## Instructions for the task
Pull out each line of the records holding the string "object".

## Input for this task
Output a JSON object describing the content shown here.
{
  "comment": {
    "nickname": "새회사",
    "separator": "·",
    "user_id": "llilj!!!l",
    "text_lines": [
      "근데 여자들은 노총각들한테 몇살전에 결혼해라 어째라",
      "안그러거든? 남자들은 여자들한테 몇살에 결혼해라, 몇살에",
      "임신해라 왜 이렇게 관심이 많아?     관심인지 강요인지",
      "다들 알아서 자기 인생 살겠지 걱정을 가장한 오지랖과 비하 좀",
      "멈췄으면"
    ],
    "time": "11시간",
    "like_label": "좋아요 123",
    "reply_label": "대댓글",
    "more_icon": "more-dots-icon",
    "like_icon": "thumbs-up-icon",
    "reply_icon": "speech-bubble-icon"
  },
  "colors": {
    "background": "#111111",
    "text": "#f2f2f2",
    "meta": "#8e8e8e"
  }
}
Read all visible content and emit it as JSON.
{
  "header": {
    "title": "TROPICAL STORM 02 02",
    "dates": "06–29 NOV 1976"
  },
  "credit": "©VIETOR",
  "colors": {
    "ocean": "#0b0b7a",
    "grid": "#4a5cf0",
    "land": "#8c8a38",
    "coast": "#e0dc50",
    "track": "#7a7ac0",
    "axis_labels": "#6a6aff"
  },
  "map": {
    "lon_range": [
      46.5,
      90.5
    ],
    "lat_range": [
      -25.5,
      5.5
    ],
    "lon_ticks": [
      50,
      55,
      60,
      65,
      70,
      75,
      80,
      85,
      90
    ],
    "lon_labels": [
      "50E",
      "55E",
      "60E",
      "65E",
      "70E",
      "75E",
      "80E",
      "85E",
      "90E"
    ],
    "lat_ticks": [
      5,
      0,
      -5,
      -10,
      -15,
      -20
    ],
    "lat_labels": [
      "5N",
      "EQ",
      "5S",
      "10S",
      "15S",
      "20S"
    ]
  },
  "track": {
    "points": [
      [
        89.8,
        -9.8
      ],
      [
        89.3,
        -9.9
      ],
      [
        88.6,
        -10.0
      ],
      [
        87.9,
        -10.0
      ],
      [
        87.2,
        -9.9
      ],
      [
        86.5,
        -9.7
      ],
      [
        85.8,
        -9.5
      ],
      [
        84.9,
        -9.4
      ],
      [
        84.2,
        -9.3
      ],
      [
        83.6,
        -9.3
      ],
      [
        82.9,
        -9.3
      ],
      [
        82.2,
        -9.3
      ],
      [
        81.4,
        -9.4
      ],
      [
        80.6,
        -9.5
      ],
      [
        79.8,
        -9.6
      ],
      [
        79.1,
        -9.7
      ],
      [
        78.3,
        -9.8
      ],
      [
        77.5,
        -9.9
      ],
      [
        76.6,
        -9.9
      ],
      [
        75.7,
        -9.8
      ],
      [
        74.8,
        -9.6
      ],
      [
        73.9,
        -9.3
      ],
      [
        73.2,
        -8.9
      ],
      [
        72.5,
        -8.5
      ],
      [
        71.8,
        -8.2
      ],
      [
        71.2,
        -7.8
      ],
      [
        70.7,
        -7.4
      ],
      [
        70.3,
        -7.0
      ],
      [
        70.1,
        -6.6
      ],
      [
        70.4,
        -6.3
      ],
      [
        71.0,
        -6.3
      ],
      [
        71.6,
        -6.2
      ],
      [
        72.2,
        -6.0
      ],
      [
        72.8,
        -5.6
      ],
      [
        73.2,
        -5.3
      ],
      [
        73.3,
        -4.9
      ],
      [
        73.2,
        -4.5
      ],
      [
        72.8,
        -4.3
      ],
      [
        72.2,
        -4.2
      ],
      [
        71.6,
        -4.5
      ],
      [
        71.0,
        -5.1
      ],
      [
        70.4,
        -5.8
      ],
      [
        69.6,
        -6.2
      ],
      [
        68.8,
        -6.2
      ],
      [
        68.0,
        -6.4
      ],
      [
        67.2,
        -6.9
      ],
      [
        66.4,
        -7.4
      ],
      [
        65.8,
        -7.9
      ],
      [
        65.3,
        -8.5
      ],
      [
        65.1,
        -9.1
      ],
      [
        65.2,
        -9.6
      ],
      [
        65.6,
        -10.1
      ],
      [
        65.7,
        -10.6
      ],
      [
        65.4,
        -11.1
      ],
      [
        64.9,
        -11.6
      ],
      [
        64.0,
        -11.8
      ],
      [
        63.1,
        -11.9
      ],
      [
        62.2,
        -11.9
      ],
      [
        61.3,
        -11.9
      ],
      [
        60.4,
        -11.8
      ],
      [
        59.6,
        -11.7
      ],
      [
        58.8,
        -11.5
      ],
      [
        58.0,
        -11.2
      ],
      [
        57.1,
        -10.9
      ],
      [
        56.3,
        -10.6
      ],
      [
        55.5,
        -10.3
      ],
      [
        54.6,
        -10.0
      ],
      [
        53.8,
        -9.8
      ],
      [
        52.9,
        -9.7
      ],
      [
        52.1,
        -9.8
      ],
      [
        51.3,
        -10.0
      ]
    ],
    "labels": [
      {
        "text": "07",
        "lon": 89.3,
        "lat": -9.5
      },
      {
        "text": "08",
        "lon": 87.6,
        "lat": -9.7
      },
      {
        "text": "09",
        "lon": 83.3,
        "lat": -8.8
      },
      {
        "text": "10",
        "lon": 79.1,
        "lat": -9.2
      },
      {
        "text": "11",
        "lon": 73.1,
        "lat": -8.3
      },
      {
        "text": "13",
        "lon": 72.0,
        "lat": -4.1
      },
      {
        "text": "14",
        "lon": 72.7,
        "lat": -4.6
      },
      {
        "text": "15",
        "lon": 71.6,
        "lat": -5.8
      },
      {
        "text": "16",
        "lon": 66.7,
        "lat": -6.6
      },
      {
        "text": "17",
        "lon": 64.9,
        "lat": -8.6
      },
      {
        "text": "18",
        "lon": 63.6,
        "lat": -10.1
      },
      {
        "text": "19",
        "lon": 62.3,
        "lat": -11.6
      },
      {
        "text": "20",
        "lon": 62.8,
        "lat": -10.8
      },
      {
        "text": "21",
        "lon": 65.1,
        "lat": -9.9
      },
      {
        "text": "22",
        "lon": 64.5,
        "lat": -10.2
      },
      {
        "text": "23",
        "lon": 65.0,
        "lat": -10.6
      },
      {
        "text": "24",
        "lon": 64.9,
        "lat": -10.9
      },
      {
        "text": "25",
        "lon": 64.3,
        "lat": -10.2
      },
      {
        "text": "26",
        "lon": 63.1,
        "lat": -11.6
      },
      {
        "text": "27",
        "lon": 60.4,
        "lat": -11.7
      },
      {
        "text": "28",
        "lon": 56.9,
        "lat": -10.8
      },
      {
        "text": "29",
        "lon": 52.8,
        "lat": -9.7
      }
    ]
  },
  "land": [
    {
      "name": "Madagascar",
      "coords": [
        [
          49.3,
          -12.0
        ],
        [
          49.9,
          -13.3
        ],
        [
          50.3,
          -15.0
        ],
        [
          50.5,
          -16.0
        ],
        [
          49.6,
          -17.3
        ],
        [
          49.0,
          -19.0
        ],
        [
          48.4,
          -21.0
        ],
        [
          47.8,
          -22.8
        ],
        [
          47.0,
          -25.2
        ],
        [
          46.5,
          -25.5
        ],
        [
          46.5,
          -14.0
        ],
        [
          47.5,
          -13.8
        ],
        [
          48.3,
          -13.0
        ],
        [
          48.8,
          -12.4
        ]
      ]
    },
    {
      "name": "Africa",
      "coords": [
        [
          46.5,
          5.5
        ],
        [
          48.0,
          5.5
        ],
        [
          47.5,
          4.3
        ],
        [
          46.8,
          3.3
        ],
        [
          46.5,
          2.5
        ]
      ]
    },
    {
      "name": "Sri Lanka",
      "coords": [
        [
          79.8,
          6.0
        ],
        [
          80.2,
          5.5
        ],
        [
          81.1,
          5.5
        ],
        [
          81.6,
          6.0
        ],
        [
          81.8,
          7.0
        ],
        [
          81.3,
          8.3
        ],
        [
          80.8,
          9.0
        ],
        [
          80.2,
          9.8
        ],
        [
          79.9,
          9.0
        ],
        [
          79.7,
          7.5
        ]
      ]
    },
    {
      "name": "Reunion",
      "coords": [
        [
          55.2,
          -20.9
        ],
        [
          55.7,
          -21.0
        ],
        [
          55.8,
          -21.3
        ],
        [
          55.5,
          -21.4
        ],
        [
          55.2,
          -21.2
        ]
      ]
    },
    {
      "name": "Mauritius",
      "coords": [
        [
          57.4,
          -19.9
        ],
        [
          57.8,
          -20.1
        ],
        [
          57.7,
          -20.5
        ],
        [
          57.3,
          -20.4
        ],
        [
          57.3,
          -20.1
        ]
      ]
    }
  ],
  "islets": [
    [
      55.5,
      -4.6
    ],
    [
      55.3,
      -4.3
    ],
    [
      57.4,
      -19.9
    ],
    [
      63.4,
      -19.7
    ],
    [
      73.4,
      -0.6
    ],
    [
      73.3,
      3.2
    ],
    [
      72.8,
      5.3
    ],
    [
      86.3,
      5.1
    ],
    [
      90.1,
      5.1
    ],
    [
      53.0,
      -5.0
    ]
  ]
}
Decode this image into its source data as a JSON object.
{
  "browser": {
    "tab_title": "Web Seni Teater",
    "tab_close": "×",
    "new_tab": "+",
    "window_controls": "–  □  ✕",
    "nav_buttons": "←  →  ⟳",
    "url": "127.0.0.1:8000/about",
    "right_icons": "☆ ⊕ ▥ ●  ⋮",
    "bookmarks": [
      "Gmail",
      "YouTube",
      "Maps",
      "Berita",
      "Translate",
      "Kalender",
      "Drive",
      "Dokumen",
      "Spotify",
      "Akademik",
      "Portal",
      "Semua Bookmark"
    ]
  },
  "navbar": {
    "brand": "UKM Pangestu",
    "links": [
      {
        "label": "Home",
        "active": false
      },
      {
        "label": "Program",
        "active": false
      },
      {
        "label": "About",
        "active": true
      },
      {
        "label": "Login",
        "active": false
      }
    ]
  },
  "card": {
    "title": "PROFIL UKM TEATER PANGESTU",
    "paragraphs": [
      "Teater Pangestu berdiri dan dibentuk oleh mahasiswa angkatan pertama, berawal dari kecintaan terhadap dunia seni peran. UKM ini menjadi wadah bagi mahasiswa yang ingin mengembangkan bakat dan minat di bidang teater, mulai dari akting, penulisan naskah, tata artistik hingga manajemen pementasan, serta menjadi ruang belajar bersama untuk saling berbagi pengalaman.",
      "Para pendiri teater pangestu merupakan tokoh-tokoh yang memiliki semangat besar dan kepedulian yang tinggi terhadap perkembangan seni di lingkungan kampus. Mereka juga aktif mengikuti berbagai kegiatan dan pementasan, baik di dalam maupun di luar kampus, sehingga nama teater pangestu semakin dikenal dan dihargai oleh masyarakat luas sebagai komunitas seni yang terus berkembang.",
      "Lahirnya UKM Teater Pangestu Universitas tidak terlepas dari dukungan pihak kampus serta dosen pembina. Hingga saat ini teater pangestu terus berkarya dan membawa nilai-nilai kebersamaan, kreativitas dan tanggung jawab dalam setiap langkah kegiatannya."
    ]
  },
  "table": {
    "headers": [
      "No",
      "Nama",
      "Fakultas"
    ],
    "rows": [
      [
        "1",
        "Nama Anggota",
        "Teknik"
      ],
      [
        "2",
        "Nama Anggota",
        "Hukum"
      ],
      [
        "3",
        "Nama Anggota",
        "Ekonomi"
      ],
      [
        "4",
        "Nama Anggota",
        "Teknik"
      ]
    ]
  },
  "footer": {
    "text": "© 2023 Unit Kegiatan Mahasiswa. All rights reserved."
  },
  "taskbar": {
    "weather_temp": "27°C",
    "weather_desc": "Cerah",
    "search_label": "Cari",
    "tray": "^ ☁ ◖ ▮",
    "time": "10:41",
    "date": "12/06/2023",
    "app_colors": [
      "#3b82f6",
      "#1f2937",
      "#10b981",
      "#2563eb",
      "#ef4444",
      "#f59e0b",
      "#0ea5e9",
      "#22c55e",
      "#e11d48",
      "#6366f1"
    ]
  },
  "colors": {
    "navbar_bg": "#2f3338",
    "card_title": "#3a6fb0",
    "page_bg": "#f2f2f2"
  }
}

## Solved problem
Output a JSON object describing the content shown here.
Decode this image into its source data as a JSON object.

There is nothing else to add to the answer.